▶ Your objective: Determine how many lines of the material hold the string "image" and reply with only that number.

▶ Records for this exercise:

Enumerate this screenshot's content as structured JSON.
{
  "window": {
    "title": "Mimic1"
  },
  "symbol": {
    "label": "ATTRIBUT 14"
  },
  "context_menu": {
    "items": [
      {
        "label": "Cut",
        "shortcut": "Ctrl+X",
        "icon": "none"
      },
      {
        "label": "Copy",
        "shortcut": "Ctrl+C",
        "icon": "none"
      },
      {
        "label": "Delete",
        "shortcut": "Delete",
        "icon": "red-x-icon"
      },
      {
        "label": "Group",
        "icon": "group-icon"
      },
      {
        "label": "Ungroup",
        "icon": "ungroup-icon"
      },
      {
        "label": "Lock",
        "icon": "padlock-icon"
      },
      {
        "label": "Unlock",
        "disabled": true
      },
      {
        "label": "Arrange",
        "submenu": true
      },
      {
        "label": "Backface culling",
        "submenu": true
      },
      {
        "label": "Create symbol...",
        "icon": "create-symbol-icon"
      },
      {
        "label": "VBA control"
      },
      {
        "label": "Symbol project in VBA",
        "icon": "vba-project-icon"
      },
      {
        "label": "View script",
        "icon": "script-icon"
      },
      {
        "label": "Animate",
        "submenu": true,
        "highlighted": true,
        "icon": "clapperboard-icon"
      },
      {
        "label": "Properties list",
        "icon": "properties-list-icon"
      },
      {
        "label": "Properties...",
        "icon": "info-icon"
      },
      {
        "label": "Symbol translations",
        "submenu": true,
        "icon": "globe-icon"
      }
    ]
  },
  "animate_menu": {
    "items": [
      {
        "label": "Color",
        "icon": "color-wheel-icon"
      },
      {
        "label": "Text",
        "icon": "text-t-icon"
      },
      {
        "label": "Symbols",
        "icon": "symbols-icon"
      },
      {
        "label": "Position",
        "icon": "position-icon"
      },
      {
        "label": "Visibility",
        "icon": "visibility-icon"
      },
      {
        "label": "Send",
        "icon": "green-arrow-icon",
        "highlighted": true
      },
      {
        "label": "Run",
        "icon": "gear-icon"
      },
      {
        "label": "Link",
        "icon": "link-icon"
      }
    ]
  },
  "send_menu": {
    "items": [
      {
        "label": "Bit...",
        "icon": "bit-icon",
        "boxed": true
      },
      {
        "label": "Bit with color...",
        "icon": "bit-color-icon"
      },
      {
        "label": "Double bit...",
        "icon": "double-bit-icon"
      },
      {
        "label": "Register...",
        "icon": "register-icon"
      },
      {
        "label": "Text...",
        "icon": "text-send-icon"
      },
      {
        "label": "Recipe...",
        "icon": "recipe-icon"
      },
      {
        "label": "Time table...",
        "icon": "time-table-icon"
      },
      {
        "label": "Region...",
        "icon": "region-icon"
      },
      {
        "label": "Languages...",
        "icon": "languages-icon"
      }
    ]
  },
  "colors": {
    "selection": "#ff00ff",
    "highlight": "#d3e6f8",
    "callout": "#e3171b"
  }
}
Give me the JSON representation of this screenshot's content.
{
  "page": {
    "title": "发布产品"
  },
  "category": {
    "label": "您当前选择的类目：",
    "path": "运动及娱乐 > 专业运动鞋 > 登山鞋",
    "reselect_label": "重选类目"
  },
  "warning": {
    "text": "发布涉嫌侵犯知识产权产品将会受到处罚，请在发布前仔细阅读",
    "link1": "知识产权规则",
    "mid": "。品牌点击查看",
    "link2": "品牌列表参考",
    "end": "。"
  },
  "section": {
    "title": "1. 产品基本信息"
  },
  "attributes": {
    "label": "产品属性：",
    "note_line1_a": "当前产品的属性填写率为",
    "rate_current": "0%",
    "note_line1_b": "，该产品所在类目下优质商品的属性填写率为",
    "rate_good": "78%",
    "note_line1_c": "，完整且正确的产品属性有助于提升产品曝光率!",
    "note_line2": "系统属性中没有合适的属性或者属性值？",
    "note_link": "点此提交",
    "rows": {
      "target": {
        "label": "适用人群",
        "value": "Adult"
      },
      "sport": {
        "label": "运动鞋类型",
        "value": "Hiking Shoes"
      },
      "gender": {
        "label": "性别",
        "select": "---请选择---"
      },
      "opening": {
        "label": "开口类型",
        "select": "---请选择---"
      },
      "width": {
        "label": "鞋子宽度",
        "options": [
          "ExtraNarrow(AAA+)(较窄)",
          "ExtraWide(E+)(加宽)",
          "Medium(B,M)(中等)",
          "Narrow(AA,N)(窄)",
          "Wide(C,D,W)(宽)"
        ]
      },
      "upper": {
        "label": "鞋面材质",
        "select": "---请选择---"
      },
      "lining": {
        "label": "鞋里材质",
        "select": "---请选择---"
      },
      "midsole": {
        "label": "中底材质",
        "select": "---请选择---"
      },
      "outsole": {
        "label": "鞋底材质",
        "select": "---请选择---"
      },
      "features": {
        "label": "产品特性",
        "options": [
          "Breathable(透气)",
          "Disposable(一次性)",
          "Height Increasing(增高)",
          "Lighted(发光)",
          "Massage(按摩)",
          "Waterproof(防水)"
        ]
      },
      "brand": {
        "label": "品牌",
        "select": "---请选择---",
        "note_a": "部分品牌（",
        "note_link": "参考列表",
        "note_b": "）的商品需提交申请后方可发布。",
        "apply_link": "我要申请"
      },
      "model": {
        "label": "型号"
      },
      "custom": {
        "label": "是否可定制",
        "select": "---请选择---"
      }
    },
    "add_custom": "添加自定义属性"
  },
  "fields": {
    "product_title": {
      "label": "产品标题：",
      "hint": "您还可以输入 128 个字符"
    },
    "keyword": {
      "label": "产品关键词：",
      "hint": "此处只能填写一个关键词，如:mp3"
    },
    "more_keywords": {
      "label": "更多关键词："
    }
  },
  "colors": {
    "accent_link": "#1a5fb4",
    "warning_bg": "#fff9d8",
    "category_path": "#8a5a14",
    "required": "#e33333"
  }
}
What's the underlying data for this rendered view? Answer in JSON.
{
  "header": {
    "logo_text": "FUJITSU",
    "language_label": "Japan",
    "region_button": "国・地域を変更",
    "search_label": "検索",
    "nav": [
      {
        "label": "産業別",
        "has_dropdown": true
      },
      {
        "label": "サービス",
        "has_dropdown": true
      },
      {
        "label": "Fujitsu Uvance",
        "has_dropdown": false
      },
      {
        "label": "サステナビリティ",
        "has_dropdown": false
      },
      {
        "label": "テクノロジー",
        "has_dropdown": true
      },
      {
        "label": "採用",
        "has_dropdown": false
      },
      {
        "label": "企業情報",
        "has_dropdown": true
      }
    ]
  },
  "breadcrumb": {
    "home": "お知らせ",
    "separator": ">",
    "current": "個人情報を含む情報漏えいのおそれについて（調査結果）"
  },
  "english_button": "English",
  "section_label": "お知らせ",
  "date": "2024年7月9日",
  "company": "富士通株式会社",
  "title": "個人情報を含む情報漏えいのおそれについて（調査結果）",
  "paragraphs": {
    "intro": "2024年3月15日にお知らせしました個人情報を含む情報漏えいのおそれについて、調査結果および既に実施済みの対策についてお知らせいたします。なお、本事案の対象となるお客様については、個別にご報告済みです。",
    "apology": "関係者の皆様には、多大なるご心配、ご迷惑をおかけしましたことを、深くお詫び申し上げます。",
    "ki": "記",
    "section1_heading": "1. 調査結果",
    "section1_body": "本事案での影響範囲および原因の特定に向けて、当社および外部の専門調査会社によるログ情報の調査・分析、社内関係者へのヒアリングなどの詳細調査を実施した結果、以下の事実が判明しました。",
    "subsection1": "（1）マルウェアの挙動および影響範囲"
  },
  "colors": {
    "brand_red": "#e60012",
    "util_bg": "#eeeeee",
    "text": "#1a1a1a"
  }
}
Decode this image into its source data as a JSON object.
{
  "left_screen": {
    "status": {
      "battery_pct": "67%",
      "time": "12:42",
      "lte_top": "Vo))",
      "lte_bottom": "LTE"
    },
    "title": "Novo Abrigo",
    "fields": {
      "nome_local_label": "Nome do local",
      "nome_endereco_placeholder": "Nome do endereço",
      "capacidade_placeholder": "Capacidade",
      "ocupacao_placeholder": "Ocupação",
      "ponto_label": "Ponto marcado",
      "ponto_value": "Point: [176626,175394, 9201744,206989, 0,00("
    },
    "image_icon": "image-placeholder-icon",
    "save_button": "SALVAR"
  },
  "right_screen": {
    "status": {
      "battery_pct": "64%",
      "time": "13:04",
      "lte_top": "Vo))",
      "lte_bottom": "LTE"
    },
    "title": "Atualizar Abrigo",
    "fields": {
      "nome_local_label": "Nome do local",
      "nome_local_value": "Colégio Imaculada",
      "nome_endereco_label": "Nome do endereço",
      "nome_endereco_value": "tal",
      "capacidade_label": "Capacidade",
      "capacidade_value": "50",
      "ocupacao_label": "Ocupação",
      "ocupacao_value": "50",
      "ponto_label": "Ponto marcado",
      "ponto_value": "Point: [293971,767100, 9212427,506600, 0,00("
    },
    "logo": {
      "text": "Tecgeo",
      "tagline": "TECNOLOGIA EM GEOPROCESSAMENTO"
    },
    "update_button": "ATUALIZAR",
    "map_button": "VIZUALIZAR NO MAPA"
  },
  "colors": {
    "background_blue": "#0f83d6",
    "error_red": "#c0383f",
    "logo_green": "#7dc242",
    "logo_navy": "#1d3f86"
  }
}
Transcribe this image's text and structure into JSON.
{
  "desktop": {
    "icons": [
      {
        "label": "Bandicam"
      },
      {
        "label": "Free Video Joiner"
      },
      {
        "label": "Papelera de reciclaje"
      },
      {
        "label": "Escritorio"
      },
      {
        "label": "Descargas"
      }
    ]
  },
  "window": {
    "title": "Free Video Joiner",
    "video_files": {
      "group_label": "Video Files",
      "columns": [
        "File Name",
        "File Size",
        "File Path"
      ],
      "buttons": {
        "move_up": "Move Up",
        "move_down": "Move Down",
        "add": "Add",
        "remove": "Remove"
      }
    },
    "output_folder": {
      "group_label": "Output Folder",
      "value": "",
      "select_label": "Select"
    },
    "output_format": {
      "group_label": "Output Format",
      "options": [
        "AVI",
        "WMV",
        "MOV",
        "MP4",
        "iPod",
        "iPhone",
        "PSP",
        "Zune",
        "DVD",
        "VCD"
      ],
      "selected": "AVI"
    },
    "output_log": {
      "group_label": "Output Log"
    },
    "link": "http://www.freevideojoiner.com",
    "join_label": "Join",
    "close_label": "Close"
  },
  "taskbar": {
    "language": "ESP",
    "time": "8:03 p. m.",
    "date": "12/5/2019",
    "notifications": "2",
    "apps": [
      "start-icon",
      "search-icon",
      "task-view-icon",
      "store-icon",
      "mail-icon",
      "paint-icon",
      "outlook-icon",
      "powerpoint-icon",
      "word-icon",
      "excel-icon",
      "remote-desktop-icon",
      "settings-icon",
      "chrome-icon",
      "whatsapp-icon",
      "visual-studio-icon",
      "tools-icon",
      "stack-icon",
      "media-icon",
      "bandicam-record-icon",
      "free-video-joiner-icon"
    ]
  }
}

▶ Answer in full: 3